SUPPLIED ENTRIES>
::::::

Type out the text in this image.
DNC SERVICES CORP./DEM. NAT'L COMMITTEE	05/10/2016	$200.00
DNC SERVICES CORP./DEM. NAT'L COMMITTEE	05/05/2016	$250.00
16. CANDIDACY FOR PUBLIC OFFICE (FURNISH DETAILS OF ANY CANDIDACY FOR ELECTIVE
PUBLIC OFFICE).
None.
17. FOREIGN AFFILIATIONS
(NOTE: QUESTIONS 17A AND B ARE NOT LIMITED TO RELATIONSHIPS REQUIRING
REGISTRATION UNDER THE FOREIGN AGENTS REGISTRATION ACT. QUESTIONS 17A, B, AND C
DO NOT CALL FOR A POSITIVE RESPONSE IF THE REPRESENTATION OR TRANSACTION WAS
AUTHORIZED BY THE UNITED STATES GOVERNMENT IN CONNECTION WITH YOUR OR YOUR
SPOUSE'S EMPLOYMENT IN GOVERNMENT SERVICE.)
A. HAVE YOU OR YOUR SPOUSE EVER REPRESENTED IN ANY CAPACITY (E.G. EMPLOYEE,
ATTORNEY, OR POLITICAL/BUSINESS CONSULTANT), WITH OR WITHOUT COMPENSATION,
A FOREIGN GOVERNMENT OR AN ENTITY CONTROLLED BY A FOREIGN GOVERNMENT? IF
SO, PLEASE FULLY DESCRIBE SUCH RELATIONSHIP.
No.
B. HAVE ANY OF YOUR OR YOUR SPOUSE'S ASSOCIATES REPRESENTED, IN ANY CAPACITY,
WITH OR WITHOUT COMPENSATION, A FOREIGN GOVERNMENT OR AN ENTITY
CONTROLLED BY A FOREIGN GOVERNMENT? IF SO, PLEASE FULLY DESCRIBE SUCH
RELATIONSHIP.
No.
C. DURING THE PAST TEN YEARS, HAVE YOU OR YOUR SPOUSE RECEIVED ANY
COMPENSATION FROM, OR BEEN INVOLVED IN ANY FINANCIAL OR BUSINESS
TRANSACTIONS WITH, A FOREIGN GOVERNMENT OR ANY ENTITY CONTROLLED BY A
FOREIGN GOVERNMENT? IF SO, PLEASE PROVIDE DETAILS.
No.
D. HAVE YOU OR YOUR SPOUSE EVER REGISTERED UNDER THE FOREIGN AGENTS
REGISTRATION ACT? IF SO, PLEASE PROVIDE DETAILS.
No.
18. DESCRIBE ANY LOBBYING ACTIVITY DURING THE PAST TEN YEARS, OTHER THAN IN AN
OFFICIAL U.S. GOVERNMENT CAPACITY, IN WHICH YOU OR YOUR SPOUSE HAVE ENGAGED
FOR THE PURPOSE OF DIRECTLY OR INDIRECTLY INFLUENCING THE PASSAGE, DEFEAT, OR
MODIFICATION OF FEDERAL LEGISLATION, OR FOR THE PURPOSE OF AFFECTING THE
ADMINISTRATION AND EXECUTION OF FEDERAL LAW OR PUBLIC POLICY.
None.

::::::

TASK OBJECTIVE> Return the lines above exactly, keeping every word.

CORRECT ANSWER>
Type out the text in this image.
DNC SERVICES CORP./DEM. NAT'L COMMITTEE	05/10/2016	$200.00
DNC SERVICES CORP./DEM. NAT'L COMMITTEE	05/05/2016	$250.00
16. CANDIDACY FOR PUBLIC OFFICE (FURNISH DETAILS OF ANY CANDIDACY FOR ELECTIVE
PUBLIC OFFICE).
None.
17. FOREIGN AFFILIATIONS
(NOTE: QUESTIONS 17A AND B ARE NOT LIMITED TO RELATIONSHIPS REQUIRING
REGISTRATION UNDER THE FOREIGN AGENTS REGISTRATION ACT. QUESTIONS 17A, B, AND C
DO NOT CALL FOR A POSITIVE RESPONSE IF THE REPRESENTATION OR TRANSACTION WAS
AUTHORIZED BY THE UNITED STATES GOVERNMENT IN CONNECTION WITH YOUR OR YOUR
SPOUSE'S EMPLOYMENT IN GOVERNMENT SERVICE.)
A. HAVE YOU OR YOUR SPOUSE EVER REPRESENTED IN ANY CAPACITY (E.G. EMPLOYEE,
ATTORNEY, OR POLITICAL/BUSINESS CONSULTANT), WITH OR WITHOUT COMPENSATION,
A FOREIGN GOVERNMENT OR AN ENTITY CONTROLLED BY A FOREIGN GOVERNMENT? IF
SO, PLEASE FULLY DESCRIBE SUCH RELATIONSHIP.
No.
B. HAVE ANY OF YOUR OR YOUR SPOUSE'S ASSOCIATES REPRESENTED, IN ANY CAPACITY,
WITH OR WITHOUT COMPENSATION, A FOREIGN GOVERNMENT OR AN ENTITY
CONTROLLED BY A FOREIGN GOVERNMENT? IF SO, PLEASE FULLY DESCRIBE SUCH
RELATIONSHIP.
No.
C. DURING THE PAST TEN YEARS, HAVE YOU OR YOUR SPOUSE RECEIVED ANY
COMPENSATION FROM, OR BEEN INVOLVED IN ANY FINANCIAL OR BUSINESS
TRANSACTIONS WITH, A FOREIGN GOVERNMENT OR ANY ENTITY CONTROLLED BY A
FOREIGN GOVERNMENT? IF SO, PLEASE PROVIDE DETAILS.
No.
D. HAVE YOU OR YOUR SPOUSE EVER REGISTERED UNDER THE FOREIGN AGENTS
REGISTRATION ACT? IF SO, PLEASE PROVIDE DETAILS.
No.
18. DESCRIBE ANY LOBBYING ACTIVITY DURING THE PAST TEN YEARS, OTHER THAN IN AN
OFFICIAL U.S. GOVERNMENT CAPACITY, IN WHICH YOU OR YOUR SPOUSE HAVE ENGAGED
FOR THE PURPOSE OF DIRECTLY OR INDIRECTLY INFLUENCING THE PASSAGE, DEFEAT, OR
MODIFICATION OF FEDERAL LEGISLATION, OR FOR THE PURPOSE OF AFFECTING THE
ADMINISTRATION AND EXECUTION OF FEDERAL LAW OR PUBLIC POLICY.
None.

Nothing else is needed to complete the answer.